The exercise:
Will you write out the data exactly, excluding every picture?

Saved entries
▽
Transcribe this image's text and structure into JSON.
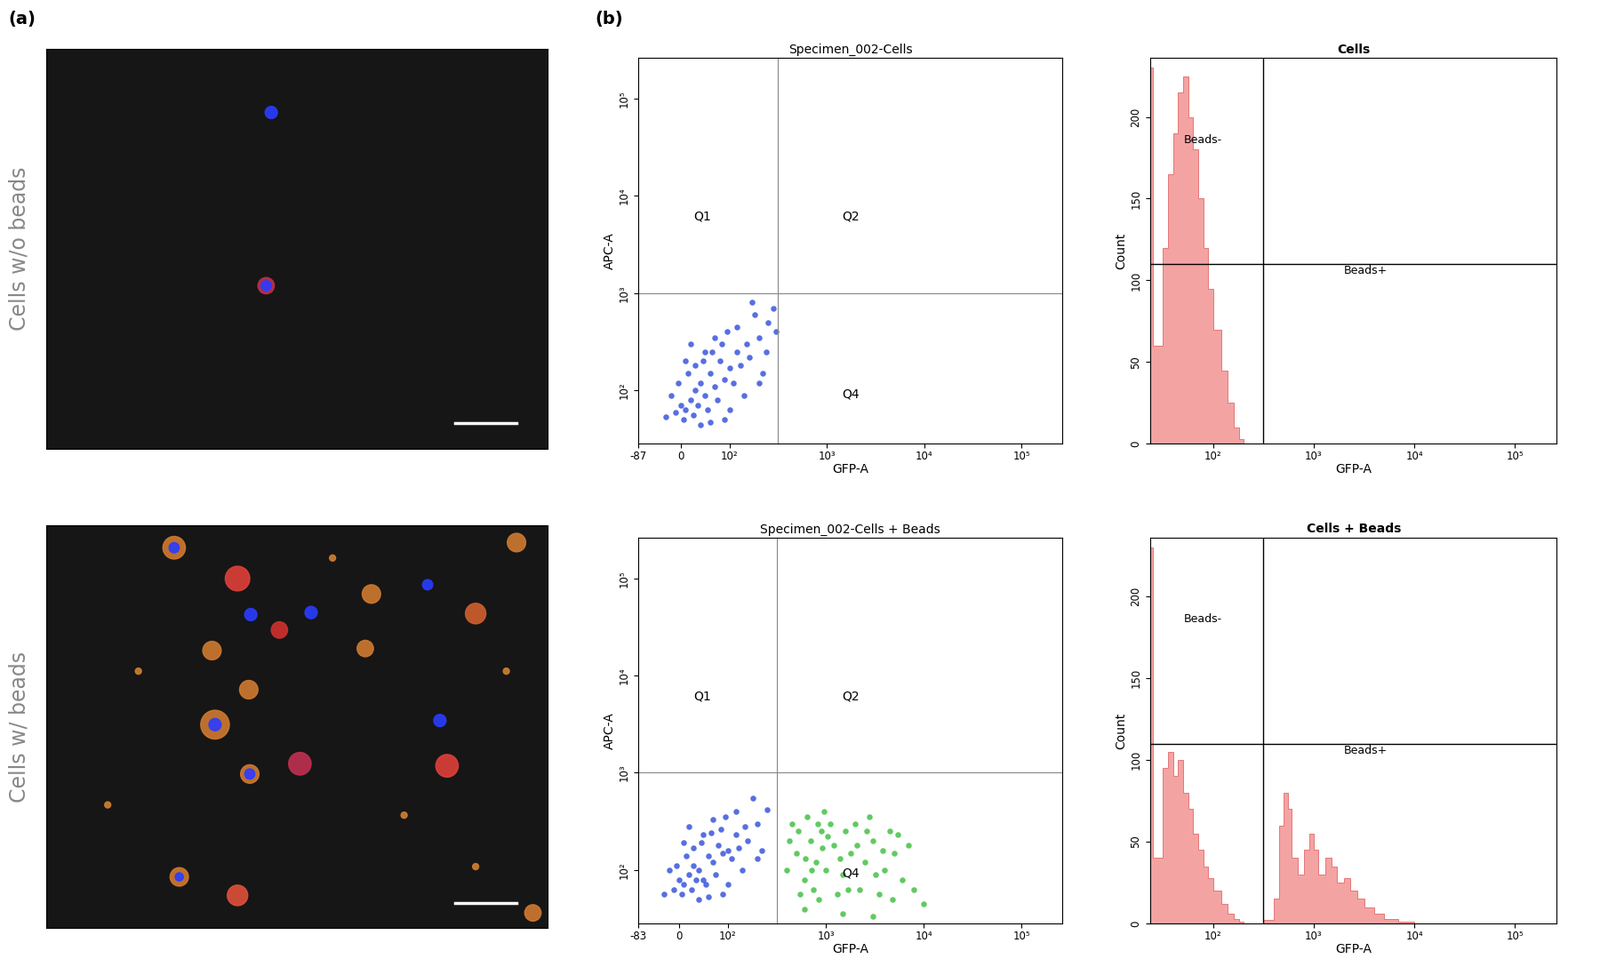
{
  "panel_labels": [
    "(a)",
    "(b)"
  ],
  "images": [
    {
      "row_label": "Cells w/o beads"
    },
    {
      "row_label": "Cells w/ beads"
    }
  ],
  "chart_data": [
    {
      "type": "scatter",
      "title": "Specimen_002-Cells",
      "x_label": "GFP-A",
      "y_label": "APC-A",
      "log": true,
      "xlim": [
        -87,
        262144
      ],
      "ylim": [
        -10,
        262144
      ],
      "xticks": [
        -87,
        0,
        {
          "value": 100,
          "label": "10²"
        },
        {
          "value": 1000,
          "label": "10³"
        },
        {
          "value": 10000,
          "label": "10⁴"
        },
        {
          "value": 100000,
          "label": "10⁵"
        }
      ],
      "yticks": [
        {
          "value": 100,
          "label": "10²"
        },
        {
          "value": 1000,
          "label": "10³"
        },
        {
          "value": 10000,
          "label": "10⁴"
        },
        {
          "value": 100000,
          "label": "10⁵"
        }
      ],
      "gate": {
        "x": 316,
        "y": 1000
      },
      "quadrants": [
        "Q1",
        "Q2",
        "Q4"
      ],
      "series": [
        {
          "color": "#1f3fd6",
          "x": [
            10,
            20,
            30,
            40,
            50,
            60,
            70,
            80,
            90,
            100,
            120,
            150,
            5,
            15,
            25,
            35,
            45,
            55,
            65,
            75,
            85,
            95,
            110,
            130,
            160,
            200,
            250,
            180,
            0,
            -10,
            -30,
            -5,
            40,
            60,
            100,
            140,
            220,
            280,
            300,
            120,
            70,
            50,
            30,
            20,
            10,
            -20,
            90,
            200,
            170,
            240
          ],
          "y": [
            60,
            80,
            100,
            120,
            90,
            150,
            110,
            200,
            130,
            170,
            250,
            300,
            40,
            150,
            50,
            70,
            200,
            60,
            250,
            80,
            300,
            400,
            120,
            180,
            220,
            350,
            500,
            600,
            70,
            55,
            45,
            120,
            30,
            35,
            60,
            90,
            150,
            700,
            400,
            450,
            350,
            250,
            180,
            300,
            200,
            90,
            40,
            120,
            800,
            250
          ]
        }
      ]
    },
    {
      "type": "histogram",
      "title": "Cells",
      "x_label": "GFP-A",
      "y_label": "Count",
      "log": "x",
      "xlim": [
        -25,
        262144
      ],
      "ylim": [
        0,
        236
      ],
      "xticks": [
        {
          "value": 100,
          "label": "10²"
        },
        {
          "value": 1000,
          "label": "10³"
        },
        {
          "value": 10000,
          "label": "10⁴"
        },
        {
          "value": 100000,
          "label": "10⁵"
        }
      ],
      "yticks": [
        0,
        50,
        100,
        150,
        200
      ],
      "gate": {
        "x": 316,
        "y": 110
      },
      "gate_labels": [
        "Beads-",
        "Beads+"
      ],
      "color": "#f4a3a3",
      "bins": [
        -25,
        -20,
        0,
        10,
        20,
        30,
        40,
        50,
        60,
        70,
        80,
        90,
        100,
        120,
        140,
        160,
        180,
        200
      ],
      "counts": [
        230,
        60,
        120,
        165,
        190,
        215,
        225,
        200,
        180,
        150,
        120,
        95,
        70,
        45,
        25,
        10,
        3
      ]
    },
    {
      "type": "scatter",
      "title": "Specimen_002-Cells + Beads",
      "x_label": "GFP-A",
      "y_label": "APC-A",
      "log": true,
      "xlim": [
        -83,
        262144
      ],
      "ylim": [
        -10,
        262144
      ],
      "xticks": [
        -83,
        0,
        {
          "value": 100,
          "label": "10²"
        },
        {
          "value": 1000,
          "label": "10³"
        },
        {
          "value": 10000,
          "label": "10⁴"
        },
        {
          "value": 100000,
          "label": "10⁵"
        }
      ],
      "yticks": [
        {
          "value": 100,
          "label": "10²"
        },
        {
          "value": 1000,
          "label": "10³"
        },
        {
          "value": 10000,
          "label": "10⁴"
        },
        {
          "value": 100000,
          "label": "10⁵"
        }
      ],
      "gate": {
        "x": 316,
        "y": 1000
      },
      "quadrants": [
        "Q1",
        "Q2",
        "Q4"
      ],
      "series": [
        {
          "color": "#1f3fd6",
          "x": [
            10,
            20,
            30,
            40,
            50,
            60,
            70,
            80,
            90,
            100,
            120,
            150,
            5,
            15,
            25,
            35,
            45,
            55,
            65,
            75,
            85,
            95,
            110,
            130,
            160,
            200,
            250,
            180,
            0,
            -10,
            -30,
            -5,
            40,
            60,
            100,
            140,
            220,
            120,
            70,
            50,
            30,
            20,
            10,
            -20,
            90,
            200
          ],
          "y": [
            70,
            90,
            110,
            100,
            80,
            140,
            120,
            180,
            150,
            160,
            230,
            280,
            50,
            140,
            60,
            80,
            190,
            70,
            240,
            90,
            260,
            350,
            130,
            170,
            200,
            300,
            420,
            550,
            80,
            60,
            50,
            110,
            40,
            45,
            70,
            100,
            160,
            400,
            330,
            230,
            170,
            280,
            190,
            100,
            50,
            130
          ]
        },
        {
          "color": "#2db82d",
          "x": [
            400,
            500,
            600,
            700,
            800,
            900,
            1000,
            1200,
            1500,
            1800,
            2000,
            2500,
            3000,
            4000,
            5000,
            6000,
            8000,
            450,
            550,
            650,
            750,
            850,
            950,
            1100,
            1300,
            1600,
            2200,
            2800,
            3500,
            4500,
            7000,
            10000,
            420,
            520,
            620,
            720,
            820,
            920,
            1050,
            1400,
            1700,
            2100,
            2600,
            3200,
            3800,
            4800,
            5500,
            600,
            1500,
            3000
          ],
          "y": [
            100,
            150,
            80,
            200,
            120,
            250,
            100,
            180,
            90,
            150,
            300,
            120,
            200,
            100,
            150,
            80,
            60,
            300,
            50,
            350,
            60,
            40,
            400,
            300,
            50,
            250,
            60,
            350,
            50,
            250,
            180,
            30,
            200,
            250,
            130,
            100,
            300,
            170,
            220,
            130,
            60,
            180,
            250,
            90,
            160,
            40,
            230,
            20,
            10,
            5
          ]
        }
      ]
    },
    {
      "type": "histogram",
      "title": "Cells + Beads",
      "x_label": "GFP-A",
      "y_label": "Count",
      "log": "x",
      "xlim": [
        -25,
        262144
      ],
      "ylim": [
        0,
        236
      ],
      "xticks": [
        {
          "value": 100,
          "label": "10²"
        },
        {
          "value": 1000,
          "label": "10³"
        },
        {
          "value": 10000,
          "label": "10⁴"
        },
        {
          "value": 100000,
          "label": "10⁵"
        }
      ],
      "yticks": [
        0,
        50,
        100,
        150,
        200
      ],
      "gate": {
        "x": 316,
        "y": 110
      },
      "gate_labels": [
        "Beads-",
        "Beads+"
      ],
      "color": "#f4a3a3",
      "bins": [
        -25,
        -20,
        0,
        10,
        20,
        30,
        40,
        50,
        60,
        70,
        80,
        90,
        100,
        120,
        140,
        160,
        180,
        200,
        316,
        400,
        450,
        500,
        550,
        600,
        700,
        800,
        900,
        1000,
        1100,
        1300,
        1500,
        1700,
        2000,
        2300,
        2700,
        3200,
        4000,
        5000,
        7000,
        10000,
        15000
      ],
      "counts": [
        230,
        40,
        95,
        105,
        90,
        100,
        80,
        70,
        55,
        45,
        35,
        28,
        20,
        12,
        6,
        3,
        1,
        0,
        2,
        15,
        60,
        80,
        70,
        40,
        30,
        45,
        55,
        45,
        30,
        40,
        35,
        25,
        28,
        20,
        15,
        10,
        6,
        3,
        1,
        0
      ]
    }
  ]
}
△
Answer to this exercise:
Transcribe this image's text and structure into JSON.
{
  "panel_labels": [
    "(a)",
    "(b)"
  ],
  "images": [
    {
      "row_label": "Cells w/o beads"
    },
    {
      "row_label": "Cells w/ beads"
    }
  ],
  "chart_data": [
    {
      "type": "scatter",
      "title": "Specimen_002-Cells",
      "x_label": "GFP-A",
      "y_label": "APC-A",
      "log": true,
      "xlim": [
        -87,
        262144
      ],
      "ylim": [
        -10,
        262144
      ],
      "xticks": [
        -87,
        0,
        {
          "value": 100,
          "label": "10²"
        },
        {
          "value": 1000,
          "label": "10³"
        },
        {
          "value": 10000,
          "label": "10⁴"
        },
        {
          "value": 100000,
          "label": "10⁵"
        }
      ],
      "yticks": [
        {
          "value": 100,
          "label": "10²"
        },
        {
          "value": 1000,
          "label": "10³"
        },
        {
          "value": 10000,
          "label": "10⁴"
        },
        {
          "value": 100000,
          "label": "10⁵"
        }
      ],
      "gate": {
        "x": 316,
        "y": 1000
      },
      "quadrants": [
        "Q1",
        "Q2",
        "Q4"
      ],
      "series": [
        {
          "color": "#1f3fd6",
          "x": [
            10,
            20,
            30,
            40,
            50,
            60,
            70,
            80,
            90,
            100,
            120,
            150,
            5,
            15,
            25,
            35,
            45,
            55,
            65,
            75,
            85,
            95,
            110,
            130,
            160,
            200,
            250,
            180,
            0,
            -10,
            -30,
            -5,
            40,
            60,
            100,
            140,
            220,
            280,
            300,
            120,
            70,
            50,
            30,
            20,
            10,
            -20,
            90,
            200,
            170,
            240
          ],
          "y": [
            60,
            80,
            100,
            120,
            90,
            150,
            110,
            200,
            130,
            170,
            250,
            300,
            40,
            150,
            50,
            70,
            200,
            60,
            250,
            80,
            300,
            400,
            120,
            180,
            220,
            350,
            500,
            600,
            70,
            55,
            45,
            120,
            30,
            35,
            60,
            90,
            150,
            700,
            400,
            450,
            350,
            250,
            180,
            300,
            200,
            90,
            40,
            120,
            800,
            250
          ]
        }
      ]
    },
    {
      "type": "histogram",
      "title": "Cells",
      "x_label": "GFP-A",
      "y_label": "Count",
      "log": "x",
      "xlim": [
        -25,
        262144
      ],
      "ylim": [
        0,
        236
      ],
      "xticks": [
        {
          "value": 100,
          "label": "10²"
        },
        {
          "value": 1000,
          "label": "10³"
        },
        {
          "value": 10000,
          "label": "10⁴"
        },
        {
          "value": 100000,
          "label": "10⁵"
        }
      ],
      "yticks": [
        0,
        50,
        100,
        150,
        200
      ],
      "gate": {
        "x": 316,
        "y": 110
      },
      "gate_labels": [
        "Beads-",
        "Beads+"
      ],
      "color": "#f4a3a3",
      "bins": [
        -25,
        -20,
        0,
        10,
        20,
        30,
        40,
        50,
        60,
        70,
        80,
        90,
        100,
        120,
        140,
        160,
        180,
        200
      ],
      "counts": [
        230,
        60,
        120,
        165,
        190,
        215,
        225,
        200,
        180,
        150,
        120,
        95,
        70,
        45,
        25,
        10,
        3
      ]
    },
    {
      "type": "scatter",
      "title": "Specimen_002-Cells + Beads",
      "x_label": "GFP-A",
      "y_label": "APC-A",
      "log": true,
      "xlim": [
        -83,
        262144
      ],
      "ylim": [
        -10,
        262144
      ],
      "xticks": [
        -83,
        0,
        {
          "value": 100,
          "label": "10²"
        },
        {
          "value": 1000,
          "label": "10³"
        },
        {
          "value": 10000,
          "label": "10⁴"
        },
        {
          "value": 100000,
          "label": "10⁵"
        }
      ],
      "yticks": [
        {
          "value": 100,
          "label": "10²"
        },
        {
          "value": 1000,
          "label": "10³"
        },
        {
          "value": 10000,
          "label": "10⁴"
        },
        {
          "value": 100000,
          "label": "10⁵"
        }
      ],
      "gate": {
        "x": 316,
        "y": 1000
      },
      "quadrants": [
        "Q1",
        "Q2",
        "Q4"
      ],
      "series": [
        {
          "color": "#1f3fd6",
          "x": [
            10,
            20,
            30,
            40,
            50,
            60,
            70,
            80,
            90,
            100,
            120,
            150,
            5,
            15,
            25,
            35,
            45,
            55,
            65,
            75,
            85,
            95,
            110,
            130,
            160,
            200,
            250,
            180,
            0,
            -10,
            -30,
            -5,
            40,
            60,
            100,
            140,
            220,
            120,
            70,
            50,
            30,
            20,
            10,
            -20,
            90,
            200
          ],
          "y": [
            70,
            90,
            110,
            100,
            80,
            140,
            120,
            180,
            150,
            160,
            230,
            280,
            50,
            140,
            60,
            80,
            190,
            70,
            240,
            90,
            260,
            350,
            130,
            170,
            200,
            300,
            420,
            550,
            80,
            60,
            50,
            110,
            40,
            45,
            70,
            100,
            160,
            400,
            330,
            230,
            170,
            280,
            190,
            100,
            50,
            130
          ]
        },
        {
          "color": "#2db82d",
          "x": [
            400,
            500,
            600,
            700,
            800,
            900,
            1000,
            1200,
            1500,
            1800,
            2000,
            2500,
            3000,
            4000,
            5000,
            6000,
            8000,
            450,
            550,
            650,
            750,
            850,
            950,
            1100,
            1300,
            1600,
            2200,
            2800,
            3500,
            4500,
            7000,
            10000,
            420,
            520,
            620,
            720,
            820,
            920,
            1050,
            1400,
            1700,
            2100,
            2600,
            3200,
            3800,
            4800,
            5500,
            600,
            1500,
            3000
          ],
          "y": [
            100,
            150,
            80,
            200,
            120,
            250,
            100,
            180,
            90,
            150,
            300,
            120,
            200,
            100,
            150,
            80,
            60,
            300,
            50,
            350,
            60,
            40,
            400,
            300,
            50,
            250,
            60,
            350,
            50,
            250,
            180,
            30,
            200,
            250,
            130,
            100,
            300,
            170,
            220,
            130,
            60,
            180,
            250,
            90,
            160,
            40,
            230,
            20,
            10,
            5
          ]
        }
      ]
    },
    {
      "type": "histogram",
      "title": "Cells + Beads",
      "x_label": "GFP-A",
      "y_label": "Count",
      "log": "x",
      "xlim": [
        -25,
        262144
      ],
      "ylim": [
        0,
        236
      ],
      "xticks": [
        {
          "value": 100,
          "label": "10²"
        },
        {
          "value": 1000,
          "label": "10³"
        },
        {
          "value": 10000,
          "label": "10⁴"
        },
        {
          "value": 100000,
          "label": "10⁵"
        }
      ],
      "yticks": [
        0,
        50,
        100,
        150,
        200
      ],
      "gate": {
        "x": 316,
        "y": 110
      },
      "gate_labels": [
        "Beads-",
        "Beads+"
      ],
      "color": "#f4a3a3",
      "bins": [
        -25,
        -20,
        0,
        10,
        20,
        30,
        40,
        50,
        60,
        70,
        80,
        90,
        100,
        120,
        140,
        160,
        180,
        200,
        316,
        400,
        450,
        500,
        550,
        600,
        700,
        800,
        900,
        1000,
        1100,
        1300,
        1500,
        1700,
        2000,
        2300,
        2700,
        3200,
        4000,
        5000,
        7000,
        10000,
        15000
      ],
      "counts": [
        230,
        40,
        95,
        105,
        90,
        100,
        80,
        70,
        55,
        45,
        35,
        28,
        20,
        12,
        6,
        3,
        1,
        0,
        2,
        15,
        60,
        80,
        70,
        40,
        30,
        45,
        55,
        45,
        30,
        40,
        35,
        25,
        28,
        20,
        15,
        10,
        6,
        3,
        1,
        0
      ]
    }
  ]
}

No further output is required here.